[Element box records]

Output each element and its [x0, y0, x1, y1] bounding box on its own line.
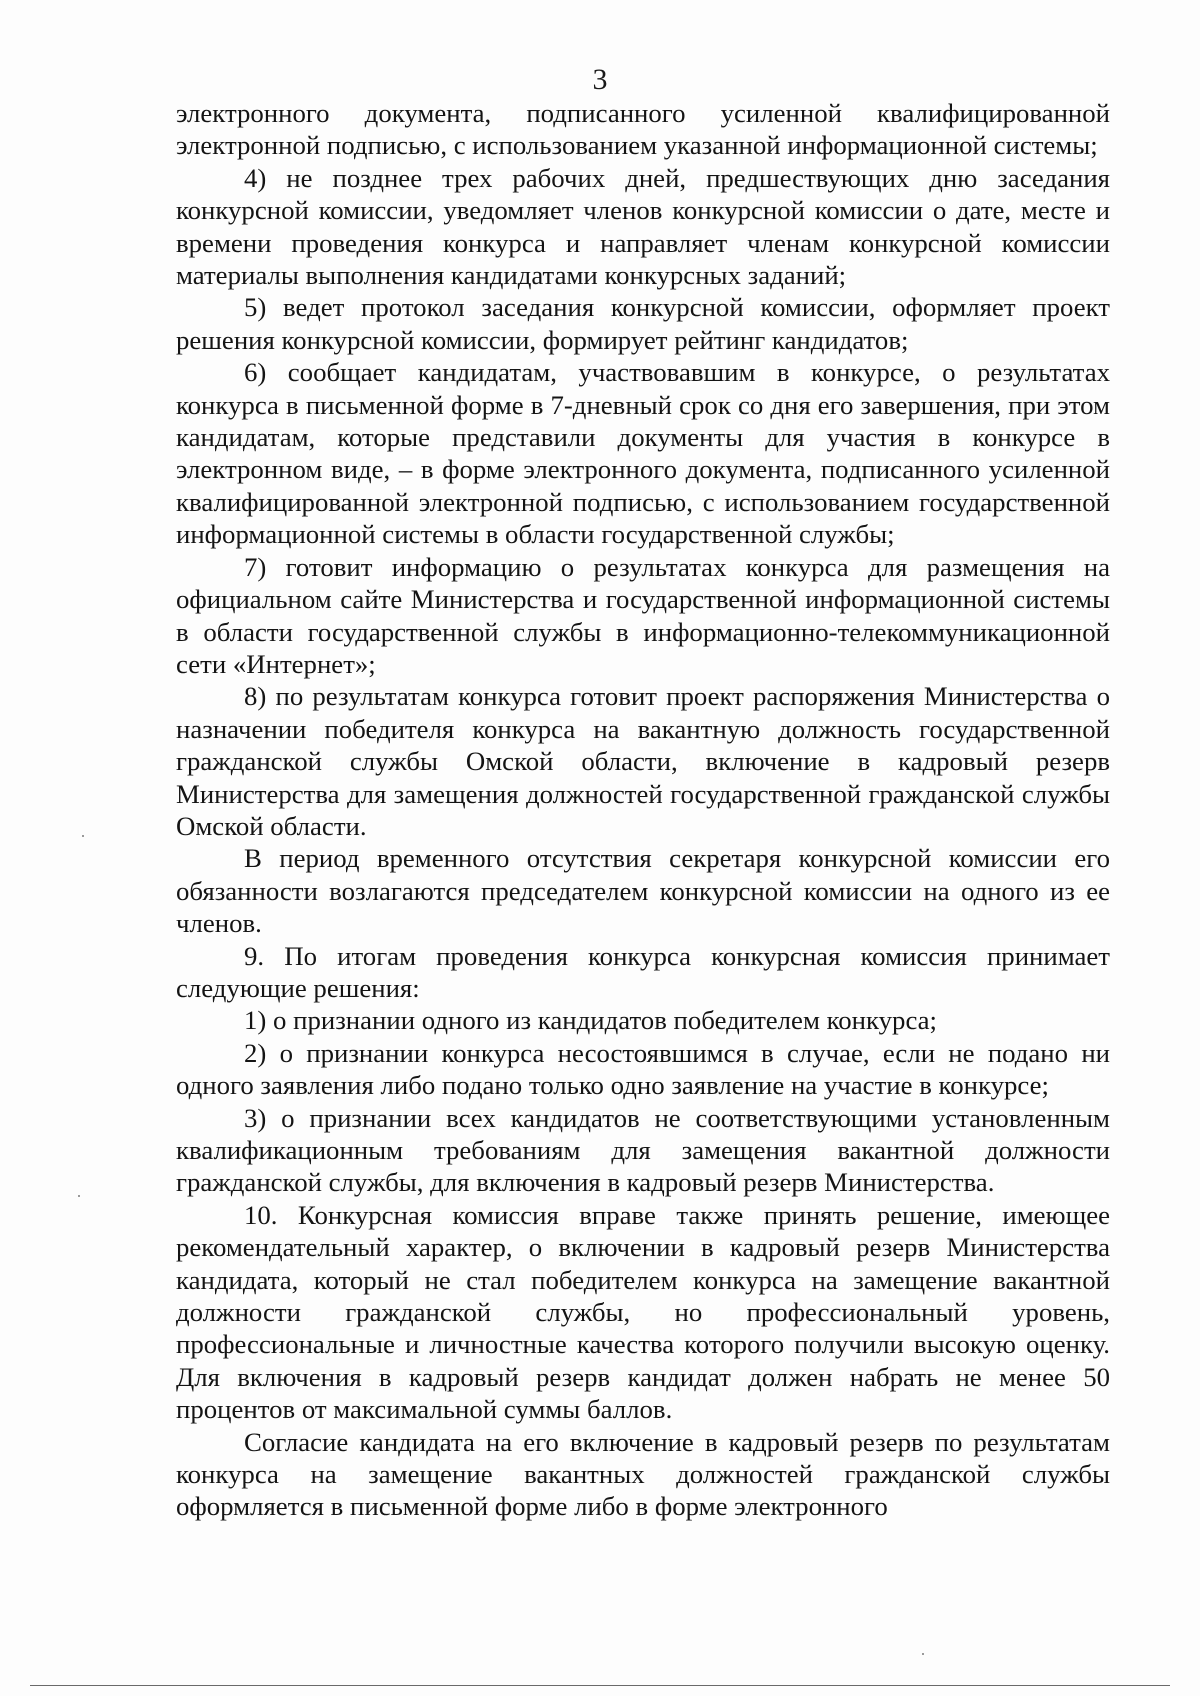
paragraph-section-10: 10. Конкурсная комиссия вправе также принять решение, имеющее рекомендательный характер, о включении в кадровый резерв Министерства кандидата, который не стал победителем конкурса на замещение вакантной должности гражданской службы, но профессиональный уровень, профессиональные и личностные качества которого получили высокую оценку. Для включения в кадровый резерв кандидат должен набрать не менее 50 процентов от максимальной суммы баллов.: [176, 1199, 1110, 1425]
paragraph-secretary-absence: В период временного отсутствия секретаря конкурсной комиссии его обязанности возлагаются председателем конкурсной комиссии на одного из ее членов.: [176, 843, 1110, 939]
paragraph-item-6: 6) сообщает кандидатам, участвовавшим в конкурсе, о результатах конкурса в письменной форме в 7-дневный срок со дня его завершения, при этом кандидатам, которые представили документы для участия в конкурсе в электронном виде, – в форме электронного документа, подписанного усиленной квалифицированной электронной подписью, с использованием государственной информационной системы в области государственной службы;: [176, 357, 1110, 550]
paragraph-item-8: 8) по результатам конкурса готовит проект распоряжения Министерства о назначении победителя конкурса на вакантную должность государственной гражданской службы Омской области, включение в кадровый резерв Министерства для замещения должностей государственной гражданской службы Омской области.: [176, 681, 1110, 841]
paragraph-item-7: 7) готовит информацию о результатах конкурса для размещения на официальном сайте Министерства и государственной информационной системы в области государственной службы в информационно-телекоммуникационной сети «Интернет»;: [176, 551, 1110, 679]
paragraph-consent: Согласие кандидата на его включение в кадровый резерв по результатам конкурса на замещение вакантных должностей гражданской службы оформляется в письменной форме либо в форме электронного: [176, 1426, 1110, 1522]
scan-bottom-edge: [30, 1685, 1170, 1686]
paragraph-decision-1: 1) о признании одного из кандидатов победителем конкурса;: [244, 1005, 938, 1036]
paragraph-section-9: 9. По итогам проведения конкурса конкурсная комиссия принимает следующие решения:: [176, 940, 1110, 1003]
paragraph-item-4: 4) не позднее трех рабочих дней, предшествующих дню заседания конкурсной комиссии, уведомляет членов конкурсной комиссии о дате, месте и времени проведения конкурса и направляет членам конкурсной комиссии материалы выполнения кандидатами конкурсных заданий;: [176, 162, 1110, 291]
scan-speck: [78, 1195, 80, 1197]
paragraph-item-5: 5) ведет протокол заседания конкурсной комиссии, оформляет проект решения конкурсной комиссии, формирует рейтинг кандидатов;: [176, 292, 1110, 355]
scan-speck: [922, 1653, 924, 1655]
paragraph-decision-3: 3) о признании всех кандидатов не соответствующими установленным квалификационным требованиям для замещения вакантной должности гражданской службы, для включения в кадровый резерв Министерства.: [176, 1102, 1110, 1198]
document-body: [176, 97, 1110, 1523]
paragraph-decision-2: 2) о признании конкурса несостоявшимся в случае, если не подано ни одного заявления либо подано только одно заявление на участие в конкурсе;: [176, 1037, 1110, 1101]
scan-speck: [82, 835, 84, 837]
page-number: 3: [592, 63, 608, 96]
paragraph-continuation: электронного документа, подписанного усиленной квалифицированной электронной подписью, с использованием указанной информационной системы;: [176, 98, 1110, 161]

EXERCISE REQUIREMENTS:
Write out the lines above as a numbered list, leaving out any picture and any blank line.

REPLY:
1. Output each element and its [x0, y0, x1, y1] bounding box on its own line.
2. paragraph-section-10: 10. Конкурсная комиссия вправе также принять решение, имеющее рекомендательный характер, о включении в кадровый резерв Министерства кандидата, который не стал победителем конкурса на замещение вакантной должности гражданской службы, но профессиональный уровень, профессиональные и личностные качества которого получили высокую оценку. Для включения в кадровый резерв кандидат должен набрать не менее 50 процентов от максимальной суммы баллов.: [176, 1199, 1110, 1425]
3. paragraph-secretary-absence: В период временного отсутствия секретаря конкурсной комиссии его обязанности возлагаются председателем конкурсной комиссии на одного из ее членов.: [176, 843, 1110, 939]
4. paragraph-item-6: 6) сообщает кандидатам, участвовавшим в конкурсе, о результатах конкурса в письменной форме в 7-дневный срок со дня его завершения, при этом кандидатам, которые представили документы для участия в конкурсе в электронном виде, – в форме электронного документа, подписанного усиленной квалифицированной электронной подписью, с использованием государственной информационной системы в области государственной службы;: [176, 357, 1110, 550]
5. paragraph-item-8: 8) по результатам конкурса готовит проект распоряжения Министерства о назначении победителя конкурса на вакантную должность государственной гражданской службы Омской области, включение в кадровый резерв Министерства для замещения должностей государственной гражданской службы Омской области.: [176, 681, 1110, 841]
6. paragraph-item-7: 7) готовит информацию о результатах конкурса для размещения на официальном сайте Министерства и государственной информационной системы в области государственной службы в информационно-телекоммуникационной сети «Интернет»;: [176, 551, 1110, 679]
7. paragraph-consent: Согласие кандидата на его включение в кадровый резерв по результатам конкурса на замещение вакантных должностей гражданской службы оформляется в письменной форме либо в форме электронного: [176, 1426, 1110, 1522]
8. scan-bottom-edge: [30, 1685, 1170, 1686]
9. paragraph-decision-1: 1) о признании одного из кандидатов победителем конкурса;: [244, 1005, 938, 1036]
10. paragraph-section-9: 9. По итогам проведения конкурса конкурсная комиссия принимает следующие решения:: [176, 940, 1110, 1003]
11. paragraph-item-4: 4) не позднее трех рабочих дней, предшествующих дню заседания конкурсной комиссии, уведомляет членов конкурсной комиссии о дате, месте и времени проведения конкурса и направляет членам конкурсной комиссии материалы выполнения кандидатами конкурсных заданий;: [176, 162, 1110, 291]
12. scan-speck: [78, 1195, 80, 1197]
13. paragraph-item-5: 5) ведет протокол заседания конкурсной комиссии, оформляет проект решения конкурсной комиссии, формирует рейтинг кандидатов;: [176, 292, 1110, 355]
14. scan-speck: [922, 1653, 924, 1655]
15. paragraph-decision-3: 3) о признании всех кандидатов не соответствующими установленным квалификационным требованиям для замещения вакантной должности гражданской службы, для включения в кадровый резерв Министерства.: [176, 1102, 1110, 1198]
16. document-body: [176, 97, 1110, 1523]
17. paragraph-decision-2: 2) о признании конкурса несостоявшимся в случае, если не подано ни одного заявления либо подано только одно заявление на участие в конкурсе;: [176, 1037, 1110, 1101]
18. scan-speck: [82, 835, 84, 837]
19. page-number: 3: [592, 63, 608, 96]
20. paragraph-continuation: электронного документа, подписанного усиленной квалифицированной электронной подписью, с использованием указанной информационной системы;: [176, 98, 1110, 161]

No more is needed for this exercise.